• [What is needed]: State how many lines in the records below contain the string "panel", matching case exactly, and reply with that number alone.

* Start Listing *

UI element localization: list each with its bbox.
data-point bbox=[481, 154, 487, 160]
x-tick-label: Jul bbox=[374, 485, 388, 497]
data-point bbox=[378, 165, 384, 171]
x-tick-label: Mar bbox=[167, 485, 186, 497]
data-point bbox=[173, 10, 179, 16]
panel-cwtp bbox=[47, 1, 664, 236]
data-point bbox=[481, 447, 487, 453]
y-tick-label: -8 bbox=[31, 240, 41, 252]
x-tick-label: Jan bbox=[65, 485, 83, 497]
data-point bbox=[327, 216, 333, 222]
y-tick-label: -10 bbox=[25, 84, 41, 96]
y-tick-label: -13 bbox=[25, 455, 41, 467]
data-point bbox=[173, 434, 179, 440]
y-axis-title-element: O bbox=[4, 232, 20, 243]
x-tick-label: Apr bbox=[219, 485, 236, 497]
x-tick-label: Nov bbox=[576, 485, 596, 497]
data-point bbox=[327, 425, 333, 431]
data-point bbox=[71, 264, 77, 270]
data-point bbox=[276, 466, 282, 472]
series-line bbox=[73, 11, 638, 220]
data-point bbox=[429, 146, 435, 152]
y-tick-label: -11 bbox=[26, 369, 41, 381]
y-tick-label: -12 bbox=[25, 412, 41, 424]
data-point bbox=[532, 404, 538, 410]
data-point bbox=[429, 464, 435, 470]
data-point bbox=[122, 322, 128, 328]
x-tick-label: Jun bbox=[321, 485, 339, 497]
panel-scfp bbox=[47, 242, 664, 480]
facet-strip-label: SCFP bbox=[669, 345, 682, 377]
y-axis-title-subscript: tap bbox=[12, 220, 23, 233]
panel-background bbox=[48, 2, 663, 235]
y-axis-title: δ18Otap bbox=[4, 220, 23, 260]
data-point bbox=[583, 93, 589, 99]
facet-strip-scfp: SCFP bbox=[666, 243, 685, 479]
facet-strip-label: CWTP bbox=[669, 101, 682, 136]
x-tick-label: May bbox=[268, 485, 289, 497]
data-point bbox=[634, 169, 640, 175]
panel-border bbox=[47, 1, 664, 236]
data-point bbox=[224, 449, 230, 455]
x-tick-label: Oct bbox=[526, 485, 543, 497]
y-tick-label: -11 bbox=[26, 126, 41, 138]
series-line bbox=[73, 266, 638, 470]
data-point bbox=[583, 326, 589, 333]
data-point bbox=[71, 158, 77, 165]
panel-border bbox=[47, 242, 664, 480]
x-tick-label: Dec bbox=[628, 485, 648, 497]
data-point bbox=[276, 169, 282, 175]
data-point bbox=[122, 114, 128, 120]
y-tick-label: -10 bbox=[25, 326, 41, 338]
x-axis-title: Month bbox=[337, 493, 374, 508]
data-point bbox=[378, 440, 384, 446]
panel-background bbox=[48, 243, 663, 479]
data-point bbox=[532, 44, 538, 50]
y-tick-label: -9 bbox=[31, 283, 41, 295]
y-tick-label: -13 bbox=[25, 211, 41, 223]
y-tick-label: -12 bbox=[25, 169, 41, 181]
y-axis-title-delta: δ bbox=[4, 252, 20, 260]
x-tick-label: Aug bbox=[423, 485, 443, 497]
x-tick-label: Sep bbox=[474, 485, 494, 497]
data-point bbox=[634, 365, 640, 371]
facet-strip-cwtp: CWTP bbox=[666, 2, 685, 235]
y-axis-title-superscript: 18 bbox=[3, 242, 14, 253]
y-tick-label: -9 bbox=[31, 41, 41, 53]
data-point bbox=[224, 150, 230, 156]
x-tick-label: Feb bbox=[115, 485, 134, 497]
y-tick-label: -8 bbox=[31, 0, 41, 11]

* End Listing *

• [Exercise result]: 6